* begin Dataset extract *

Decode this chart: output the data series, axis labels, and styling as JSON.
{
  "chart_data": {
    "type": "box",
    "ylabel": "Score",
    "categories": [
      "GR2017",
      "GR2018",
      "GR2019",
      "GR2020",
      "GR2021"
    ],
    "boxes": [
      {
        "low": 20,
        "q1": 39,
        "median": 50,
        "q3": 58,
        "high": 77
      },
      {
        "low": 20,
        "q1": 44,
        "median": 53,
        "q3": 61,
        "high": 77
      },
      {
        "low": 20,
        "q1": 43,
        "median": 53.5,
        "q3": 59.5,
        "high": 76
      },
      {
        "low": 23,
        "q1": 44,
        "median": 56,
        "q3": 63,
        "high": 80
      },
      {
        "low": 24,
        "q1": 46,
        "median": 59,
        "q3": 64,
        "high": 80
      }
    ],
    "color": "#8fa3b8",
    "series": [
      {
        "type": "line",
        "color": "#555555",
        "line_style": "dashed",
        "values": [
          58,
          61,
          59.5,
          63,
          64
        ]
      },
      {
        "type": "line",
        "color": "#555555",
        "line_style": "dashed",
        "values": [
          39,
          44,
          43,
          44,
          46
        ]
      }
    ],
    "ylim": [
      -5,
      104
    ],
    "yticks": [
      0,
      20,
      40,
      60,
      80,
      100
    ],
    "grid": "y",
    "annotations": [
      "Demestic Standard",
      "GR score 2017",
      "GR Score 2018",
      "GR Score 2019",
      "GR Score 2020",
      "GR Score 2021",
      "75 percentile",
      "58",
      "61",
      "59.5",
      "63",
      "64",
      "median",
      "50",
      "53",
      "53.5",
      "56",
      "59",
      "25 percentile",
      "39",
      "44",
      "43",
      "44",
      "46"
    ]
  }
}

* end Dataset extract *

Challenge: Pick out every line above that holds the word "median" and copy it.

Response to this exercise:
        "median": 50,
        "median": 53,
        "median": 53.5,
        "median": 56,
        "median": 59,
      "median",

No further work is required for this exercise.